» TASK GOAL: Pull out every line with the word "variabilní".

» DATASET EXCERPTS:
+ + + + + + +
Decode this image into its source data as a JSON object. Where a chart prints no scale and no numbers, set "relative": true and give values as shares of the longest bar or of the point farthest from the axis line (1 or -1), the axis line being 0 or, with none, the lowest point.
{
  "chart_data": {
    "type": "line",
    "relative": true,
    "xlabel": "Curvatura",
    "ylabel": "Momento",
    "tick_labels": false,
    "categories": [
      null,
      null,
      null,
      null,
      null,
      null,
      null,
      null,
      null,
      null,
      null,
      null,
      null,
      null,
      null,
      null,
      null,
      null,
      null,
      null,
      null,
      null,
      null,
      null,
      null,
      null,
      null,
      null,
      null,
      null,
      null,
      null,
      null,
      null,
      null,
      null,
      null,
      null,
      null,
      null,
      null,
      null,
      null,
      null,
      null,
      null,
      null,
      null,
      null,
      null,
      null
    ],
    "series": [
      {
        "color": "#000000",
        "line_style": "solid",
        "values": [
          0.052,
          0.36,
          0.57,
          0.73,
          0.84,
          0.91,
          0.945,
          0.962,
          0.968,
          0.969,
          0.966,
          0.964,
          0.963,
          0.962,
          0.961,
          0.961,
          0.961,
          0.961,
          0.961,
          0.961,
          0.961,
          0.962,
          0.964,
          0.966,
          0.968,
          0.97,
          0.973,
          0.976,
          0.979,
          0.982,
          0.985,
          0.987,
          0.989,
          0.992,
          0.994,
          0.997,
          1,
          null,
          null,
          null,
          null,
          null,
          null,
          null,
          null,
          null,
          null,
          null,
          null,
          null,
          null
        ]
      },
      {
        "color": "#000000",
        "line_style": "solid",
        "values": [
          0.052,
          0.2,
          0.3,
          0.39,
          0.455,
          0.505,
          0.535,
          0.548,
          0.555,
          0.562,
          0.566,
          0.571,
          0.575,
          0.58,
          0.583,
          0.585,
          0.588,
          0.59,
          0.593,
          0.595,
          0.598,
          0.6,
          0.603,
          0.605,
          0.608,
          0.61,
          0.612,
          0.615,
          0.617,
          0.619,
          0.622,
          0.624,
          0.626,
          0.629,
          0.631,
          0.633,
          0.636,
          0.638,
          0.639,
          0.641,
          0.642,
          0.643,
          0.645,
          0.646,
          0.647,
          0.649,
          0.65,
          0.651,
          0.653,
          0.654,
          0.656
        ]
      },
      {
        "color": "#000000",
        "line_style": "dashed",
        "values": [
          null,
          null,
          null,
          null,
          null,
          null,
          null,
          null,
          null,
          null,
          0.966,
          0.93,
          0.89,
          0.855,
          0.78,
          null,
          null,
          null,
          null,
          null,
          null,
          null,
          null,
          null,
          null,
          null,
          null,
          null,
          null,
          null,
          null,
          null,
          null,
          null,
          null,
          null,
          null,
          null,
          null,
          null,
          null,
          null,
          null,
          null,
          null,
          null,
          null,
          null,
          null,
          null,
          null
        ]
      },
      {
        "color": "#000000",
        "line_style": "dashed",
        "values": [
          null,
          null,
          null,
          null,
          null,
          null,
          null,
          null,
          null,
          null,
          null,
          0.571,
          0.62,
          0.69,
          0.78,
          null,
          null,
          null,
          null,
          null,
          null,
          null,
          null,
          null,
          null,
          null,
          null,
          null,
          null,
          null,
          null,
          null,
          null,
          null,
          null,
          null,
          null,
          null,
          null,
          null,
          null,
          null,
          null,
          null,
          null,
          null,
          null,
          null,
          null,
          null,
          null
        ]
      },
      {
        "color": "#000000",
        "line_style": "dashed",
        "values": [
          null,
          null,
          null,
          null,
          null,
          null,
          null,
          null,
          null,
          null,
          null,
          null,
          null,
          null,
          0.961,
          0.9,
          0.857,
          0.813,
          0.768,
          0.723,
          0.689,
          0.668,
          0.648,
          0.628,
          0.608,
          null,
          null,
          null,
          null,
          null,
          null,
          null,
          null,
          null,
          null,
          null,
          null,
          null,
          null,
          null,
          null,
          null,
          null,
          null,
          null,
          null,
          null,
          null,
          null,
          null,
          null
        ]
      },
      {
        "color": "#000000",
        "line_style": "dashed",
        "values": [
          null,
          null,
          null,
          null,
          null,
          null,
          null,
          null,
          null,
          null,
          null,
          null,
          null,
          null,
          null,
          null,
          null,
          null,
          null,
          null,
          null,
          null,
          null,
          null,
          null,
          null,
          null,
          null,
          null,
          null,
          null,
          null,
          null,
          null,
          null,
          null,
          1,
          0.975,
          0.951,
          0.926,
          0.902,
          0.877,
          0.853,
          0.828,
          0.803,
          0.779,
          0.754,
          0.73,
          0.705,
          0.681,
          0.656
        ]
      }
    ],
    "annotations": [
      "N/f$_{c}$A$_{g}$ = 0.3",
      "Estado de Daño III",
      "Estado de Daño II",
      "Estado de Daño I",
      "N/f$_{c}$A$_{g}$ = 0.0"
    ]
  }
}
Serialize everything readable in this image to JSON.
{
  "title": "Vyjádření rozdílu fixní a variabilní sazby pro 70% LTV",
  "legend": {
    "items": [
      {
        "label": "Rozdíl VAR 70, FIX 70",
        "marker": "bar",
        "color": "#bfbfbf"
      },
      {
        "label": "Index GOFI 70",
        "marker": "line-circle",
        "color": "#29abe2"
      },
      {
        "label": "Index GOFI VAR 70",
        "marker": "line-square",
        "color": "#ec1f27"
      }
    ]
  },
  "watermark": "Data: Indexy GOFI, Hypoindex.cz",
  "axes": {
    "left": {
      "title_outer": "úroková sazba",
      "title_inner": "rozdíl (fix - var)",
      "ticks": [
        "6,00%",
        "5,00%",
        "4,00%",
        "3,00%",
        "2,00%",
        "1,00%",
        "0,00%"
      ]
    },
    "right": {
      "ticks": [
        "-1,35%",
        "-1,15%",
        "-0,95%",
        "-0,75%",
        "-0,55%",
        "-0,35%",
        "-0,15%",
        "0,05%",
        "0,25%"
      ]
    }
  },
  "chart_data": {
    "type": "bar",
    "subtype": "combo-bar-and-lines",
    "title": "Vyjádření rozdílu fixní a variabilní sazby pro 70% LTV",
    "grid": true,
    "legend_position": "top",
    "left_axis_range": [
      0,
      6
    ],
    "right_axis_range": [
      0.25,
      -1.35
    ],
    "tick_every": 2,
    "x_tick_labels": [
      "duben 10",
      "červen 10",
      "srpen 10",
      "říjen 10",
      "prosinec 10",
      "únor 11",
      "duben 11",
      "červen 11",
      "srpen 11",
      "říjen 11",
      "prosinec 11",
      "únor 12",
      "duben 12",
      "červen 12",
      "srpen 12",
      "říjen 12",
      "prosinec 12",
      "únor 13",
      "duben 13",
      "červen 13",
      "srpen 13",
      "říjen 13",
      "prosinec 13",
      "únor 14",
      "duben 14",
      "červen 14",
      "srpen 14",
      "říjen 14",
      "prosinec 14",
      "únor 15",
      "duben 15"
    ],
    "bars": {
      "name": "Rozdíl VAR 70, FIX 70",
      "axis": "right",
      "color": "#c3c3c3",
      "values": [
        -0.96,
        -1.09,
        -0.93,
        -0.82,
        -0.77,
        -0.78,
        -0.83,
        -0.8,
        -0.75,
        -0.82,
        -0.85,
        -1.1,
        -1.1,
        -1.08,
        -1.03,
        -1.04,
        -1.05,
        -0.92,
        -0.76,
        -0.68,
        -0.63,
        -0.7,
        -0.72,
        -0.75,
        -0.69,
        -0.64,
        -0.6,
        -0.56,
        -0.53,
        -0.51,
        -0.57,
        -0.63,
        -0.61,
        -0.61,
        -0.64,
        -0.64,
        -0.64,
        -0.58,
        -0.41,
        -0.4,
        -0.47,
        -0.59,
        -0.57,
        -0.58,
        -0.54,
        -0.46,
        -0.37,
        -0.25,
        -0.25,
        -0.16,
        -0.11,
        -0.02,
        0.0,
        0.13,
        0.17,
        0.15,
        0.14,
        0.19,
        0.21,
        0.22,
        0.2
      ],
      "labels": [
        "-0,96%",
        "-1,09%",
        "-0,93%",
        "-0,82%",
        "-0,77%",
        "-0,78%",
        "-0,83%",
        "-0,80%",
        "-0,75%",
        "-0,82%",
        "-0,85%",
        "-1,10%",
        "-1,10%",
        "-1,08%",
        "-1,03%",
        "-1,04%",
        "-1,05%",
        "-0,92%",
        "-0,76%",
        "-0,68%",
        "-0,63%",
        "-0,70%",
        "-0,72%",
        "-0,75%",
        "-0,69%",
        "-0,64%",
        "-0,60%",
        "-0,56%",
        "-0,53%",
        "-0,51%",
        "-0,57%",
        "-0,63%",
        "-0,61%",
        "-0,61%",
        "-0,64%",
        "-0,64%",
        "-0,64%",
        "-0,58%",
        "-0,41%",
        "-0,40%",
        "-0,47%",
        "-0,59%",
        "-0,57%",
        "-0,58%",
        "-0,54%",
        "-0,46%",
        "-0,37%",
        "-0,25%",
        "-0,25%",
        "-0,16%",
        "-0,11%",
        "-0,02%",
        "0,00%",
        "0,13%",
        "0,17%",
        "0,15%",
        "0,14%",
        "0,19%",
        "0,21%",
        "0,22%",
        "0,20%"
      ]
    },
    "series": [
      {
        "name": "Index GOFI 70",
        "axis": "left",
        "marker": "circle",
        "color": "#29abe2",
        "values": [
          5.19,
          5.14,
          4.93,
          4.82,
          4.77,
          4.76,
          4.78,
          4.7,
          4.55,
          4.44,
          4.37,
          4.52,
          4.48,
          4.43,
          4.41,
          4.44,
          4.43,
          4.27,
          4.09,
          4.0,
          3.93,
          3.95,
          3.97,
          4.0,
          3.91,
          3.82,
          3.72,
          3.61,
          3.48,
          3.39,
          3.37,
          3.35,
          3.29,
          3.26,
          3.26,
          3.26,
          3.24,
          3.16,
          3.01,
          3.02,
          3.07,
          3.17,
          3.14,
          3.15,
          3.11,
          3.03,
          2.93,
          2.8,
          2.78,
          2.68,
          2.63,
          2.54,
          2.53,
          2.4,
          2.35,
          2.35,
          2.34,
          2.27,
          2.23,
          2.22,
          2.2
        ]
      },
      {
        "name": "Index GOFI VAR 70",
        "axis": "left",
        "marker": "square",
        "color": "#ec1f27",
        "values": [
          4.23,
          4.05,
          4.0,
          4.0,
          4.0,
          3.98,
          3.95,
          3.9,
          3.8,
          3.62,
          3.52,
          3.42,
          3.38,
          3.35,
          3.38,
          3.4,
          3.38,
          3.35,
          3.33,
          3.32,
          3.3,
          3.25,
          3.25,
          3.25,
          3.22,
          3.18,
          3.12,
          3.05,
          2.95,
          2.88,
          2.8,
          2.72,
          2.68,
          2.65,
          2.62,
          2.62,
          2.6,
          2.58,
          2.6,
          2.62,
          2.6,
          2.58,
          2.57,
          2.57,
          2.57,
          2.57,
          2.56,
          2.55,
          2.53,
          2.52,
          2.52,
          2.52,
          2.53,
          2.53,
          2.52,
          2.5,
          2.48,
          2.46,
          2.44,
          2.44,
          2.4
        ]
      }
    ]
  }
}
+ + + + + + +
» EXERCISE ANSWER:
  "title": "Vyjádření rozdílu fixní a variabilní sazby pro 70% LTV",
    "title": "Vyjádření rozdílu fixní a variabilní sazby pro 70% LTV",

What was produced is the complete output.